Start WORKING DATA

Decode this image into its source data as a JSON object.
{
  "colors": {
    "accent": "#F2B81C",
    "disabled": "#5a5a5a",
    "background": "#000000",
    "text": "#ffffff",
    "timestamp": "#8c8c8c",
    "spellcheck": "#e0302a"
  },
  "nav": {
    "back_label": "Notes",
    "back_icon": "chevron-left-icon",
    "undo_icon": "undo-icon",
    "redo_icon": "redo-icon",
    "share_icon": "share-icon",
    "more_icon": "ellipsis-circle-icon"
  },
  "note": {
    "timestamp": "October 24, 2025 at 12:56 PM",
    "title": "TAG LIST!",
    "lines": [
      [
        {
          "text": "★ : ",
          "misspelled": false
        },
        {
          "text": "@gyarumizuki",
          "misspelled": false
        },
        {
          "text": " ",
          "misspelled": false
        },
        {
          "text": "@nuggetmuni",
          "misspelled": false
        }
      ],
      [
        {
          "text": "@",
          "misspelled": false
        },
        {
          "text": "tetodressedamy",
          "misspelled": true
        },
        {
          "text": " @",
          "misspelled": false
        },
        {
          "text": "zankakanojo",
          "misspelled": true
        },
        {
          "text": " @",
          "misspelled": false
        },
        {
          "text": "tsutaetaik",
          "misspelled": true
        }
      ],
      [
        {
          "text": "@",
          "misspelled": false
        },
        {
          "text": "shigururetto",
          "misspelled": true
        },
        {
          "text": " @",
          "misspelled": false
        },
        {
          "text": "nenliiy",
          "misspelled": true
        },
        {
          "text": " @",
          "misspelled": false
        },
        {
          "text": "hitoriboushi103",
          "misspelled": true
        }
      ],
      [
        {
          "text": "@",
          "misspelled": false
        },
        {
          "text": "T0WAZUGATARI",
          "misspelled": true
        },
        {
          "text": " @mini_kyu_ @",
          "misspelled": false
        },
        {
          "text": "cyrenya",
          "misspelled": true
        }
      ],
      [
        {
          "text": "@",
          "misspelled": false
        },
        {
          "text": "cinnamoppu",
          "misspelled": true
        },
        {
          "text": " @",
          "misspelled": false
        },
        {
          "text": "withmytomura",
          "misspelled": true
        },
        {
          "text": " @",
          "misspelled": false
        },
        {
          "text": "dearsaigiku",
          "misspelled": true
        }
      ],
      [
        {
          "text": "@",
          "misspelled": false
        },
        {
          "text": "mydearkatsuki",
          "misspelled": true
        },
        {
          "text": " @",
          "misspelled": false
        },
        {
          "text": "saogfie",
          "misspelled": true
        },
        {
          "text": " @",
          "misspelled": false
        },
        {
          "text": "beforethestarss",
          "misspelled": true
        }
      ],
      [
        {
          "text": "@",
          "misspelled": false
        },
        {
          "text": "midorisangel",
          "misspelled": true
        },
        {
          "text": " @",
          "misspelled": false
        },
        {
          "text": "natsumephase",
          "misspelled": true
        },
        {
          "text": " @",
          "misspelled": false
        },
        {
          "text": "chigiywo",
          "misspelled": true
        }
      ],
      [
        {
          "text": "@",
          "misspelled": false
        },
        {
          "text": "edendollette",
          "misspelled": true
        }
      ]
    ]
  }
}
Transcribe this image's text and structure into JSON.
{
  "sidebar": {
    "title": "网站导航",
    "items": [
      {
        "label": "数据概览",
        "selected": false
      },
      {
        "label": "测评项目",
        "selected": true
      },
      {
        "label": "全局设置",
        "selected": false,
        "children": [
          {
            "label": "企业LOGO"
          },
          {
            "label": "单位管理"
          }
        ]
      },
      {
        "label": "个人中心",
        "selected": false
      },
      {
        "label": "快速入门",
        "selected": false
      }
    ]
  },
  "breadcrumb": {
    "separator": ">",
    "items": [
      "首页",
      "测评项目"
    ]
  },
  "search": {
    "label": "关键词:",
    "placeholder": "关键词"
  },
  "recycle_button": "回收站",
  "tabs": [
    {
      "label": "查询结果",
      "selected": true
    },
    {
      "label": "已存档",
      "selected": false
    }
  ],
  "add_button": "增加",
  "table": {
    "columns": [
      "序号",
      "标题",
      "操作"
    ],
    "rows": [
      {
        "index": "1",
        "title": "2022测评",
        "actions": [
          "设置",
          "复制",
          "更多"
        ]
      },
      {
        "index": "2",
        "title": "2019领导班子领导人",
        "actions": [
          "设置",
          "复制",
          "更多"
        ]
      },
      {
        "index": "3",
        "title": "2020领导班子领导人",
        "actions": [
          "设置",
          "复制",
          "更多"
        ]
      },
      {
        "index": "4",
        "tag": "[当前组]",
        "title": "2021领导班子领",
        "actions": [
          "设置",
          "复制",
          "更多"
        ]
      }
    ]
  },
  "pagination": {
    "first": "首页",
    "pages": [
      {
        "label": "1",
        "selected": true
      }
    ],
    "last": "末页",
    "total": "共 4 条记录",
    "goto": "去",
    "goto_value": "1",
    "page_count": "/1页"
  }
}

End WORKING DATA

Repeat the records above exactly as they appear.

Decode this image into its source data as a JSON object.
{
  "colors": {
    "accent": "#F2B81C",
    "disabled": "#5a5a5a",
    "background": "#000000",
    "text": "#ffffff",
    "timestamp": "#8c8c8c",
    "spellcheck": "#e0302a"
  },
  "nav": {
    "back_label": "Notes",
    "back_icon": "chevron-left-icon",
    "undo_icon": "undo-icon",
    "redo_icon": "redo-icon",
    "share_icon": "share-icon",
    "more_icon": "ellipsis-circle-icon"
  },
  "note": {
    "timestamp": "October 24, 2025 at 12:56 PM",
    "title": "TAG LIST!",
    "lines": [
      [
        {
          "text": "★ : ",
          "misspelled": false
        },
        {
          "text": "@gyarumizuki",
          "misspelled": false
        },
        {
          "text": " ",
          "misspelled": false
        },
        {
          "text": "@nuggetmuni",
          "misspelled": false
        }
      ],
      [
        {
          "text": "@",
          "misspelled": false
        },
        {
          "text": "tetodressedamy",
          "misspelled": true
        },
        {
          "text": " @",
          "misspelled": false
        },
        {
          "text": "zankakanojo",
          "misspelled": true
        },
        {
          "text": " @",
          "misspelled": false
        },
        {
          "text": "tsutaetaik",
          "misspelled": true
        }
      ],
      [
        {
          "text": "@",
          "misspelled": false
        },
        {
          "text": "shigururetto",
          "misspelled": true
        },
        {
          "text": " @",
          "misspelled": false
        },
        {
          "text": "nenliiy",
          "misspelled": true
        },
        {
          "text": " @",
          "misspelled": false
        },
        {
          "text": "hitoriboushi103",
          "misspelled": true
        }
      ],
      [
        {
          "text": "@",
          "misspelled": false
        },
        {
          "text": "T0WAZUGATARI",
          "misspelled": true
        },
        {
          "text": " @mini_kyu_ @",
          "misspelled": false
        },
        {
          "text": "cyrenya",
          "misspelled": true
        }
      ],
      [
        {
          "text": "@",
          "misspelled": false
        },
        {
          "text": "cinnamoppu",
          "misspelled": true
        },
        {
          "text": " @",
          "misspelled": false
        },
        {
          "text": "withmytomura",
          "misspelled": true
        },
        {
          "text": " @",
          "misspelled": false
        },
        {
          "text": "dearsaigiku",
          "misspelled": true
        }
      ],
      [
        {
          "text": "@",
          "misspelled": false
        },
        {
          "text": "mydearkatsuki",
          "misspelled": true
        },
        {
          "text": " @",
          "misspelled": false
        },
        {
          "text": "saogfie",
          "misspelled": true
        },
        {
          "text": " @",
          "misspelled": false
        },
        {
          "text": "beforethestarss",
          "misspelled": true
        }
      ],
      [
        {
          "text": "@",
          "misspelled": false
        },
        {
          "text": "midorisangel",
          "misspelled": true
        },
        {
          "text": " @",
          "misspelled": false
        },
        {
          "text": "natsumephase",
          "misspelled": true
        },
        {
          "text": " @",
          "misspelled": false
        },
        {
          "text": "chigiywo",
          "misspelled": true
        }
      ],
      [
        {
          "text": "@",
          "misspelled": false
        },
        {
          "text": "edendollette",
          "misspelled": true
        }
      ]
    ]
  }
}
Transcribe this image's text and structure into JSON.
{
  "sidebar": {
    "title": "网站导航",
    "items": [
      {
        "label": "数据概览",
        "selected": false
      },
      {
        "label": "测评项目",
        "selected": true
      },
      {
        "label": "全局设置",
        "selected": false,
        "children": [
          {
            "label": "企业LOGO"
          },
          {
            "label": "单位管理"
          }
        ]
      },
      {
        "label": "个人中心",
        "selected": false
      },
      {
        "label": "快速入门",
        "selected": false
      }
    ]
  },
  "breadcrumb": {
    "separator": ">",
    "items": [
      "首页",
      "测评项目"
    ]
  },
  "search": {
    "label": "关键词:",
    "placeholder": "关键词"
  },
  "recycle_button": "回收站",
  "tabs": [
    {
      "label": "查询结果",
      "selected": true
    },
    {
      "label": "已存档",
      "selected": false
    }
  ],
  "add_button": "增加",
  "table": {
    "columns": [
      "序号",
      "标题",
      "操作"
    ],
    "rows": [
      {
        "index": "1",
        "title": "2022测评",
        "actions": [
          "设置",
          "复制",
          "更多"
        ]
      },
      {
        "index": "2",
        "title": "2019领导班子领导人",
        "actions": [
          "设置",
          "复制",
          "更多"
        ]
      },
      {
        "index": "3",
        "title": "2020领导班子领导人",
        "actions": [
          "设置",
          "复制",
          "更多"
        ]
      },
      {
        "index": "4",
        "tag": "[当前组]",
        "title": "2021领导班子领",
        "actions": [
          "设置",
          "复制",
          "更多"
        ]
      }
    ]
  },
  "pagination": {
    "first": "首页",
    "pages": [
      {
        "label": "1",
        "selected": true
      }
    ],
    "last": "末页",
    "total": "共 4 条记录",
    "goto": "去",
    "goto_value": "1",
    "page_count": "/1页"
  }
}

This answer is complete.